### [Extracted entries]
====
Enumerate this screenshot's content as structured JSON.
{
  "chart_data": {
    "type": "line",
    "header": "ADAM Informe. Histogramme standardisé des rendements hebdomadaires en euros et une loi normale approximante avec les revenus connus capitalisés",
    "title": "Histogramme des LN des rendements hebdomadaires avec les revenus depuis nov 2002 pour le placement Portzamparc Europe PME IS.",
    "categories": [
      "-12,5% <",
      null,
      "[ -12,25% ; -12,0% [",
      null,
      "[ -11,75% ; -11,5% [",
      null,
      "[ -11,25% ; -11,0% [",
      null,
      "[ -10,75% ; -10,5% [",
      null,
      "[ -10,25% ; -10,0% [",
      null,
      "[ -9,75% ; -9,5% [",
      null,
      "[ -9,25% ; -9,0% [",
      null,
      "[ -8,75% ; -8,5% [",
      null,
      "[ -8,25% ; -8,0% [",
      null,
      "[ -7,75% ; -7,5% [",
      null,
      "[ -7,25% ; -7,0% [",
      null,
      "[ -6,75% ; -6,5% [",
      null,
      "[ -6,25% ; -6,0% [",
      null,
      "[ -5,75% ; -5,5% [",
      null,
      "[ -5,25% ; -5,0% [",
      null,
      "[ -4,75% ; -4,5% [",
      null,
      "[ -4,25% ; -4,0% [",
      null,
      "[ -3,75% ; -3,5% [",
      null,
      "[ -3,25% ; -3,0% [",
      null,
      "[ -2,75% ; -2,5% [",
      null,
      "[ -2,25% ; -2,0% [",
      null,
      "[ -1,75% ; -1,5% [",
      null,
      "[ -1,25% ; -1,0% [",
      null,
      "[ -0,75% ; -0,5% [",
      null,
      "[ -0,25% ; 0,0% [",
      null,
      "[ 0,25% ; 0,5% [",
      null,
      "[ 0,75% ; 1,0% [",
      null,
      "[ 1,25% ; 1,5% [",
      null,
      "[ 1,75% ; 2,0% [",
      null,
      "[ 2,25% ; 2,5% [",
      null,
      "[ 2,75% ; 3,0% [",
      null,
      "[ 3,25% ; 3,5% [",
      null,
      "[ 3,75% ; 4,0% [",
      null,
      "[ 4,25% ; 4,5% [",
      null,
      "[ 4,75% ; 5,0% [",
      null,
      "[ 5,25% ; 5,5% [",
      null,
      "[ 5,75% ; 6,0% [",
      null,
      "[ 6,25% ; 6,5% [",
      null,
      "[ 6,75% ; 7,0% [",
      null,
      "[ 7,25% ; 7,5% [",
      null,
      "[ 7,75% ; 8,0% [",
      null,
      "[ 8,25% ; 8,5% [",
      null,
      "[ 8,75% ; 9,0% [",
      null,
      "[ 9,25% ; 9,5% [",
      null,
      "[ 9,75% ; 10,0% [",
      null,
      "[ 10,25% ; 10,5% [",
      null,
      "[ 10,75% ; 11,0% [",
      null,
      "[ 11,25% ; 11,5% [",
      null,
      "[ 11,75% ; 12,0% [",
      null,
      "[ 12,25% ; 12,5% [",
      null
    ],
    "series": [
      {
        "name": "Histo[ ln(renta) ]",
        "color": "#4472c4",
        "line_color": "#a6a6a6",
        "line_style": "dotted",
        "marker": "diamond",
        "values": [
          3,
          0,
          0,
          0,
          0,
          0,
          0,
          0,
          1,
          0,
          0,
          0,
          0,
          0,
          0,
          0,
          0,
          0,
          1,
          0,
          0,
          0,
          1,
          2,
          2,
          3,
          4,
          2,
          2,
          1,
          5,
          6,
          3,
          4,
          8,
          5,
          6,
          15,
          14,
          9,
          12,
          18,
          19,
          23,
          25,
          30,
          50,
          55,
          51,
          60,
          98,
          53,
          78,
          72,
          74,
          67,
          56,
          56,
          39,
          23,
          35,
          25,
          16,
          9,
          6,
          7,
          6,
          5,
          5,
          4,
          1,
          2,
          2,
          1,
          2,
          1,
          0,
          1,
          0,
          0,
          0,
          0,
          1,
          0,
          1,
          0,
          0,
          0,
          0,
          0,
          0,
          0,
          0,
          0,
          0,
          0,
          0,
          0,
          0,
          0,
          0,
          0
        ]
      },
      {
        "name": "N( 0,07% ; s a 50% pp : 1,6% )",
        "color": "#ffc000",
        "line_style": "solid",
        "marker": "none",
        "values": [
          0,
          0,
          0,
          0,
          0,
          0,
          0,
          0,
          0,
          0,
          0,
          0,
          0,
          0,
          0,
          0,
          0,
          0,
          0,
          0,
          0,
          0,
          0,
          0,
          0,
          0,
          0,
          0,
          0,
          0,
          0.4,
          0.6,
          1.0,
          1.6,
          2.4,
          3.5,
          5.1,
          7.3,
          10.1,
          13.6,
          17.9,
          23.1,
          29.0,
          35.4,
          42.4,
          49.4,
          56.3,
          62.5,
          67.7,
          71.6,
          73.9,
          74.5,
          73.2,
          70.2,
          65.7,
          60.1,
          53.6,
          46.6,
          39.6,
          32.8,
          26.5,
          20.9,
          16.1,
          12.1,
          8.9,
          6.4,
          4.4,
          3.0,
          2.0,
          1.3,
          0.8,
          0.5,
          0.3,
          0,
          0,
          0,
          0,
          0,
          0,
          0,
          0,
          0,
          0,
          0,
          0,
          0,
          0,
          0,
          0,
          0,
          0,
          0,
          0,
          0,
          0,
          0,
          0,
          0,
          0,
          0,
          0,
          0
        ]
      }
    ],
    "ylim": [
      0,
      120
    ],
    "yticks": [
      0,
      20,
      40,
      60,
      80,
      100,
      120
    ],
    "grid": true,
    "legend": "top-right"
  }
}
====
### [Aim of the exercise]
Copy out each line of the data containing the string "Histogramme".

### [Output of the exercise]
    "header": "ADAM Informe. Histogramme standardisé des rendements hebdomadaires en euros et une loi normale approximante avec les revenus connus capitalisés",
    "title": "Histogramme des LN des rendements hebdomadaires avec les revenus depuis nov 2002 pour le placement Portzamparc Europe PME IS.",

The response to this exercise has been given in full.